DATA SECTION Start Marker

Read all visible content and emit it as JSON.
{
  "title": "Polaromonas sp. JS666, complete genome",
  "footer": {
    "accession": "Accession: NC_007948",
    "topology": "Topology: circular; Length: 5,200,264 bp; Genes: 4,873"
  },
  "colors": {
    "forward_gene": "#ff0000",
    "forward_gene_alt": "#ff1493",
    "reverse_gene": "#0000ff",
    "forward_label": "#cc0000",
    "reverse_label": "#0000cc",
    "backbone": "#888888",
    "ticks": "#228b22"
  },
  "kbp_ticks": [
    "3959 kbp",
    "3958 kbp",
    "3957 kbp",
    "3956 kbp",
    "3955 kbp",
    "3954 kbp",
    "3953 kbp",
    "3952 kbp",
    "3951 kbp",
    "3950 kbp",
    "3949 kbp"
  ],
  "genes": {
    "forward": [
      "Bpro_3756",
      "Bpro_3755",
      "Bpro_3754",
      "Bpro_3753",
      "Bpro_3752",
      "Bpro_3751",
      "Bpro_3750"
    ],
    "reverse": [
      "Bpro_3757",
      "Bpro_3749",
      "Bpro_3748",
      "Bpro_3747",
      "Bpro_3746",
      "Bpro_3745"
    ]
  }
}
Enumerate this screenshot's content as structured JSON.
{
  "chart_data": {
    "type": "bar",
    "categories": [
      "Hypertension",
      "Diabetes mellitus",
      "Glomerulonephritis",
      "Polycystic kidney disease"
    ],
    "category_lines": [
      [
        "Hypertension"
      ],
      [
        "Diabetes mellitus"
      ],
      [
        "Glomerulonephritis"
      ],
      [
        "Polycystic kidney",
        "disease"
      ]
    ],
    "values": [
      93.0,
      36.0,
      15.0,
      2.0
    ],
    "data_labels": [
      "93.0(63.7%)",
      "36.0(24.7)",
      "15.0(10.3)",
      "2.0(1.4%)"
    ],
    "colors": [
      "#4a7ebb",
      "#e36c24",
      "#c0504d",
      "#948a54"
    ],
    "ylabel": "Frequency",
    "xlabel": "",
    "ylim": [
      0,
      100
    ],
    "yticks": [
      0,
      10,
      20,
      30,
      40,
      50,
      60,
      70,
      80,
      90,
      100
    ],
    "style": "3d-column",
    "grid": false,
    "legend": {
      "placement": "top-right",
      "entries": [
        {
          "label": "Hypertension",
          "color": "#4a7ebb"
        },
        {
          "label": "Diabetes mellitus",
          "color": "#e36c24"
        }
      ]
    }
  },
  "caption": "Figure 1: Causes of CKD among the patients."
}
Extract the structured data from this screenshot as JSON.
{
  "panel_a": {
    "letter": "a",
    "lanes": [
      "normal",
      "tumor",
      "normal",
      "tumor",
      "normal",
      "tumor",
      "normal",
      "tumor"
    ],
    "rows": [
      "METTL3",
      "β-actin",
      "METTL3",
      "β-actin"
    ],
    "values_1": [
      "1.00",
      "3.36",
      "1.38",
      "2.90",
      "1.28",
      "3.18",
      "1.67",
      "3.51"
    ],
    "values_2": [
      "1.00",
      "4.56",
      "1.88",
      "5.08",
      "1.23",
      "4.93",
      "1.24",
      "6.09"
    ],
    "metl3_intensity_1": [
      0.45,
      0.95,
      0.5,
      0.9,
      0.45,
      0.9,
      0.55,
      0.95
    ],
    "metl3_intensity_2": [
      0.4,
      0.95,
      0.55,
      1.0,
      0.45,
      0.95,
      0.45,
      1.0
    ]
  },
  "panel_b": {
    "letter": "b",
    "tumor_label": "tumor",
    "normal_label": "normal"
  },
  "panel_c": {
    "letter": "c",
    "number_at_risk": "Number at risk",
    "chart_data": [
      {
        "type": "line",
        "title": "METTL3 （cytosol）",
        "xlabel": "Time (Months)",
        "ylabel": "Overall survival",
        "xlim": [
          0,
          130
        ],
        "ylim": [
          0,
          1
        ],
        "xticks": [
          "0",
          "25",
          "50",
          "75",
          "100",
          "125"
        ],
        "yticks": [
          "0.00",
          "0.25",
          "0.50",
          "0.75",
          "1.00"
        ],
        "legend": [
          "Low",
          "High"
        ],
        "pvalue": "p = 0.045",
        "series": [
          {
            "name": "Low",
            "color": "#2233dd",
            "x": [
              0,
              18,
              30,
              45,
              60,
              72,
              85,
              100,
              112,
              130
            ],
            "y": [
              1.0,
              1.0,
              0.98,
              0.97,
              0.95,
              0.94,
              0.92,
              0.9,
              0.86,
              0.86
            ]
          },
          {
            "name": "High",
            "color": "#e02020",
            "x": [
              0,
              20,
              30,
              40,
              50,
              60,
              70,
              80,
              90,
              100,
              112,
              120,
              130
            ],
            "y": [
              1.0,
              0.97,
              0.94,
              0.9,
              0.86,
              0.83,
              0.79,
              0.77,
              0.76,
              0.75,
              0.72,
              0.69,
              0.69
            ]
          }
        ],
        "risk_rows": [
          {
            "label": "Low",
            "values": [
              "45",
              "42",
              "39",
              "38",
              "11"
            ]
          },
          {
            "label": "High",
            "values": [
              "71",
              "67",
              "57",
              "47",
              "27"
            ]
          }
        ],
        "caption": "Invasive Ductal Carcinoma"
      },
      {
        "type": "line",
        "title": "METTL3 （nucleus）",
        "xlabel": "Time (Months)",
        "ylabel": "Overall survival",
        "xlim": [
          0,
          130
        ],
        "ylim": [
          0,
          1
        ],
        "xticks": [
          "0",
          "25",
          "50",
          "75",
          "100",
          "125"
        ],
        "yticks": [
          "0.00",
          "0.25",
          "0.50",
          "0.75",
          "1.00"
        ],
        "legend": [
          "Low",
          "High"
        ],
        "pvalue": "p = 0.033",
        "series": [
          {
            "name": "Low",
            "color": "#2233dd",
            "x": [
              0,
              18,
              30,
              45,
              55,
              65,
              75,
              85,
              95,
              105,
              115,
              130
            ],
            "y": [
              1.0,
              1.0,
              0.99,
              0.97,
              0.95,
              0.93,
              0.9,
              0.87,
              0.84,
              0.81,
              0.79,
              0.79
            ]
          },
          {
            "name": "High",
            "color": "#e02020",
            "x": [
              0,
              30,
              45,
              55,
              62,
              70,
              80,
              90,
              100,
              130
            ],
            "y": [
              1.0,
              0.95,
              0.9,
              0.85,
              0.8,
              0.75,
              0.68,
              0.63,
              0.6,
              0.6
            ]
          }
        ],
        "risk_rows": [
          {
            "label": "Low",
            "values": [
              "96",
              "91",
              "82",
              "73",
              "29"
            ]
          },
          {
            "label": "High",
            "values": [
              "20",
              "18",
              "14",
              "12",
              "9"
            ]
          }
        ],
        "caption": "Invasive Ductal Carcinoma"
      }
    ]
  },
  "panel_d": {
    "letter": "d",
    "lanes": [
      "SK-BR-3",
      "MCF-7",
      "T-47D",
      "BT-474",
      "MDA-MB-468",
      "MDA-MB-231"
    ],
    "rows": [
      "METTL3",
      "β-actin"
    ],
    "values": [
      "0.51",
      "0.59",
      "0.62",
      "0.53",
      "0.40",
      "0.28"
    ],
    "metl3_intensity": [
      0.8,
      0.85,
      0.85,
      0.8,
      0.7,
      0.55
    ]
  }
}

DATA SECTION End Marker

The material must be transcribed exactly, down to the last line.

RESPONSE TO THIS TASK -
Read all visible content and emit it as JSON.
{
  "title": "Polaromonas sp. JS666, complete genome",
  "footer": {
    "accession": "Accession: NC_007948",
    "topology": "Topology: circular; Length: 5,200,264 bp; Genes: 4,873"
  },
  "colors": {
    "forward_gene": "#ff0000",
    "forward_gene_alt": "#ff1493",
    "reverse_gene": "#0000ff",
    "forward_label": "#cc0000",
    "reverse_label": "#0000cc",
    "backbone": "#888888",
    "ticks": "#228b22"
  },
  "kbp_ticks": [
    "3959 kbp",
    "3958 kbp",
    "3957 kbp",
    "3956 kbp",
    "3955 kbp",
    "3954 kbp",
    "3953 kbp",
    "3952 kbp",
    "3951 kbp",
    "3950 kbp",
    "3949 kbp"
  ],
  "genes": {
    "forward": [
      "Bpro_3756",
      "Bpro_3755",
      "Bpro_3754",
      "Bpro_3753",
      "Bpro_3752",
      "Bpro_3751",
      "Bpro_3750"
    ],
    "reverse": [
      "Bpro_3757",
      "Bpro_3749",
      "Bpro_3748",
      "Bpro_3747",
      "Bpro_3746",
      "Bpro_3745"
    ]
  }
}
Enumerate this screenshot's content as structured JSON.
{
  "chart_data": {
    "type": "bar",
    "categories": [
      "Hypertension",
      "Diabetes mellitus",
      "Glomerulonephritis",
      "Polycystic kidney disease"
    ],
    "category_lines": [
      [
        "Hypertension"
      ],
      [
        "Diabetes mellitus"
      ],
      [
        "Glomerulonephritis"
      ],
      [
        "Polycystic kidney",
        "disease"
      ]
    ],
    "values": [
      93.0,
      36.0,
      15.0,
      2.0
    ],
    "data_labels": [
      "93.0(63.7%)",
      "36.0(24.7)",
      "15.0(10.3)",
      "2.0(1.4%)"
    ],
    "colors": [
      "#4a7ebb",
      "#e36c24",
      "#c0504d",
      "#948a54"
    ],
    "ylabel": "Frequency",
    "xlabel": "",
    "ylim": [
      0,
      100
    ],
    "yticks": [
      0,
      10,
      20,
      30,
      40,
      50,
      60,
      70,
      80,
      90,
      100
    ],
    "style": "3d-column",
    "grid": false,
    "legend": {
      "placement": "top-right",
      "entries": [
        {
          "label": "Hypertension",
          "color": "#4a7ebb"
        },
        {
          "label": "Diabetes mellitus",
          "color": "#e36c24"
        }
      ]
    }
  },
  "caption": "Figure 1: Causes of CKD among the patients."
}
Extract the structured data from this screenshot as JSON.
{
  "panel_a": {
    "letter": "a",
    "lanes": [
      "normal",
      "tumor",
      "normal",
      "tumor",
      "normal",
      "tumor",
      "normal",
      "tumor"
    ],
    "rows": [
      "METTL3",
      "β-actin",
      "METTL3",
      "β-actin"
    ],
    "values_1": [
      "1.00",
      "3.36",
      "1.38",
      "2.90",
      "1.28",
      "3.18",
      "1.67",
      "3.51"
    ],
    "values_2": [
      "1.00",
      "4.56",
      "1.88",
      "5.08",
      "1.23",
      "4.93",
      "1.24",
      "6.09"
    ],
    "metl3_intensity_1": [
      0.45,
      0.95,
      0.5,
      0.9,
      0.45,
      0.9,
      0.55,
      0.95
    ],
    "metl3_intensity_2": [
      0.4,
      0.95,
      0.55,
      1.0,
      0.45,
      0.95,
      0.45,
      1.0
    ]
  },
  "panel_b": {
    "letter": "b",
    "tumor_label": "tumor",
    "normal_label": "normal"
  },
  "panel_c": {
    "letter": "c",
    "number_at_risk": "Number at risk",
    "chart_data": [
      {
        "type": "line",
        "title": "METTL3 （cytosol）",
        "xlabel": "Time (Months)",
        "ylabel": "Overall survival",
        "xlim": [
          0,
          130
        ],
        "ylim": [
          0,
          1
        ],
        "xticks": [
          "0",
          "25",
          "50",
          "75",
          "100",
          "125"
        ],
        "yticks": [
          "0.00",
          "0.25",
          "0.50",
          "0.75",
          "1.00"
        ],
        "legend": [
          "Low",
          "High"
        ],
        "pvalue": "p = 0.045",
        "series": [
          {
            "name": "Low",
            "color": "#2233dd",
            "x": [
              0,
              18,
              30,
              45,
              60,
              72,
              85,
              100,
              112,
              130
            ],
            "y": [
              1.0,
              1.0,
              0.98,
              0.97,
              0.95,
              0.94,
              0.92,
              0.9,
              0.86,
              0.86
            ]
          },
          {
            "name": "High",
            "color": "#e02020",
            "x": [
              0,
              20,
              30,
              40,
              50,
              60,
              70,
              80,
              90,
              100,
              112,
              120,
              130
            ],
            "y": [
              1.0,
              0.97,
              0.94,
              0.9,
              0.86,
              0.83,
              0.79,
              0.77,
              0.76,
              0.75,
              0.72,
              0.69,
              0.69
            ]
          }
        ],
        "risk_rows": [
          {
            "label": "Low",
            "values": [
              "45",
              "42",
              "39",
              "38",
              "11"
            ]
          },
          {
            "label": "High",
            "values": [
              "71",
              "67",
              "57",
              "47",
              "27"
            ]
          }
        ],
        "caption": "Invasive Ductal Carcinoma"
      },
      {
        "type": "line",
        "title": "METTL3 （nucleus）",
        "xlabel": "Time (Months)",
        "ylabel": "Overall survival",
        "xlim": [
          0,
          130
        ],
        "ylim": [
          0,
          1
        ],
        "xticks": [
          "0",
          "25",
          "50",
          "75",
          "100",
          "125"
        ],
        "yticks": [
          "0.00",
          "0.25",
          "0.50",
          "0.75",
          "1.00"
        ],
        "legend": [
          "Low",
          "High"
        ],
        "pvalue": "p = 0.033",
        "series": [
          {
            "name": "Low",
            "color": "#2233dd",
            "x": [
              0,
              18,
              30,
              45,
              55,
              65,
              75,
              85,
              95,
              105,
              115,
              130
            ],
            "y": [
              1.0,
              1.0,
              0.99,
              0.97,
              0.95,
              0.93,
              0.9,
              0.87,
              0.84,
              0.81,
              0.79,
              0.79
            ]
          },
          {
            "name": "High",
            "color": "#e02020",
            "x": [
              0,
              30,
              45,
              55,
              62,
              70,
              80,
              90,
              100,
              130
            ],
            "y": [
              1.0,
              0.95,
              0.9,
              0.85,
              0.8,
              0.75,
              0.68,
              0.63,
              0.6,
              0.6
            ]
          }
        ],
        "risk_rows": [
          {
            "label": "Low",
            "values": [
              "96",
              "91",
              "82",
              "73",
              "29"
            ]
          },
          {
            "label": "High",
            "values": [
              "20",
              "18",
              "14",
              "12",
              "9"
            ]
          }
        ],
        "caption": "Invasive Ductal Carcinoma"
      }
    ]
  },
  "panel_d": {
    "letter": "d",
    "lanes": [
      "SK-BR-3",
      "MCF-7",
      "T-47D",
      "BT-474",
      "MDA-MB-468",
      "MDA-MB-231"
    ],
    "rows": [
      "METTL3",
      "β-actin"
    ],
    "values": [
      "0.51",
      "0.59",
      "0.62",
      "0.53",
      "0.40",
      "0.28"
    ],
    "metl3_intensity": [
      0.8,
      0.85,
      0.85,
      0.8,
      0.7,
      0.55
    ]
  }
}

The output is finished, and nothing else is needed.